• _EXERCISE TASK_
Restate all of the data exactly.

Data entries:
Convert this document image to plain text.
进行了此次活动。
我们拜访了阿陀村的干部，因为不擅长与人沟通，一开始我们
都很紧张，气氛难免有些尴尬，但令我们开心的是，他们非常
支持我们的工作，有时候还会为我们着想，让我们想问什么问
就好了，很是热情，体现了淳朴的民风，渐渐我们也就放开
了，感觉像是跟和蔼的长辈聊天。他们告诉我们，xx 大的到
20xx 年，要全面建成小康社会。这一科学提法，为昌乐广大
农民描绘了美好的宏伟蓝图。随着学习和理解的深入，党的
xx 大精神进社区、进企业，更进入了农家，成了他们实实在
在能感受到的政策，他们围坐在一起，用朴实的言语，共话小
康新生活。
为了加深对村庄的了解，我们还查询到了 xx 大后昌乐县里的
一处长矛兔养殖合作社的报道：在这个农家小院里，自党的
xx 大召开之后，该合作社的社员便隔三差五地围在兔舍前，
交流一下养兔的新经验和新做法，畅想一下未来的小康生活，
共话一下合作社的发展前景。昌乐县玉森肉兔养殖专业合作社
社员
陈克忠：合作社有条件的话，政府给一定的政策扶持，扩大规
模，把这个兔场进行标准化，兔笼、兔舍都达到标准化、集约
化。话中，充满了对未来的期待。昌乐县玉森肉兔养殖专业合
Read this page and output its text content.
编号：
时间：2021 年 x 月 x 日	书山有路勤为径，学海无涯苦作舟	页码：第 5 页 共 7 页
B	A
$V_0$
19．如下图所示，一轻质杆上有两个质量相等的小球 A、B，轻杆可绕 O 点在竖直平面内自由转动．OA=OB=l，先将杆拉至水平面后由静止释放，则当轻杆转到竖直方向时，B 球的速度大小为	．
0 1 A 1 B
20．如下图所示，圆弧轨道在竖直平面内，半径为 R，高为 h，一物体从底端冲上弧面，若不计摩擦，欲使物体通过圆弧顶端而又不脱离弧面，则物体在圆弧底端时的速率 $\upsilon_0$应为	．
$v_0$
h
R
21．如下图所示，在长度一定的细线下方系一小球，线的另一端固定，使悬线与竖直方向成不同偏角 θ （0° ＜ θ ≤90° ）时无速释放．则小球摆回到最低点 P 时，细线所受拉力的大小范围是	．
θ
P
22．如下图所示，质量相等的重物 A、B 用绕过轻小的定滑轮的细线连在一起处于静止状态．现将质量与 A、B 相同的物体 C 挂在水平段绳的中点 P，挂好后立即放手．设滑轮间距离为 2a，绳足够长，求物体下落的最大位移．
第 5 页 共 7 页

• _FULL OUTPUT_
Convert this document image to plain text.
进行了此次活动。
我们拜访了阿陀村的干部，因为不擅长与人沟通，一开始我们
都很紧张，气氛难免有些尴尬，但令我们开心的是，他们非常
支持我们的工作，有时候还会为我们着想，让我们想问什么问
就好了，很是热情，体现了淳朴的民风，渐渐我们也就放开
了，感觉像是跟和蔼的长辈聊天。他们告诉我们，xx 大的到
20xx 年，要全面建成小康社会。这一科学提法，为昌乐广大
农民描绘了美好的宏伟蓝图。随着学习和理解的深入，党的
xx 大精神进社区、进企业，更进入了农家，成了他们实实在
在能感受到的政策，他们围坐在一起，用朴实的言语，共话小
康新生活。
为了加深对村庄的了解，我们还查询到了 xx 大后昌乐县里的
一处长矛兔养殖合作社的报道：在这个农家小院里，自党的
xx 大召开之后，该合作社的社员便隔三差五地围在兔舍前，
交流一下养兔的新经验和新做法，畅想一下未来的小康生活，
共话一下合作社的发展前景。昌乐县玉森肉兔养殖专业合作社
社员
陈克忠：合作社有条件的话，政府给一定的政策扶持，扩大规
模，把这个兔场进行标准化，兔笼、兔舍都达到标准化、集约
化。话中，充满了对未来的期待。昌乐县玉森肉兔养殖专业合
Read this page and output its text content.
编号：
时间：2021 年 x 月 x 日	书山有路勤为径，学海无涯苦作舟	页码：第 5 页 共 7 页
B	A
$V_0$
19．如下图所示，一轻质杆上有两个质量相等的小球 A、B，轻杆可绕 O 点在竖直平面内自由转动．OA=OB=l，先将杆拉至水平面后由静止释放，则当轻杆转到竖直方向时，B 球的速度大小为	．
0 1 A 1 B
20．如下图所示，圆弧轨道在竖直平面内，半径为 R，高为 h，一物体从底端冲上弧面，若不计摩擦，欲使物体通过圆弧顶端而又不脱离弧面，则物体在圆弧底端时的速率 $\upsilon_0$应为	．
$v_0$
h
R
21．如下图所示，在长度一定的细线下方系一小球，线的另一端固定，使悬线与竖直方向成不同偏角 θ （0° ＜ θ ≤90° ）时无速释放．则小球摆回到最低点 P 时，细线所受拉力的大小范围是	．
θ
P
22．如下图所示，质量相等的重物 A、B 用绕过轻小的定滑轮的细线连在一起处于静止状态．现将质量与 A、B 相同的物体 C 挂在水平段绳的中点 P，挂好后立即放手．设滑轮间距离为 2a，绳足够长，求物体下落的最大位移．
第 5 页 共 7 页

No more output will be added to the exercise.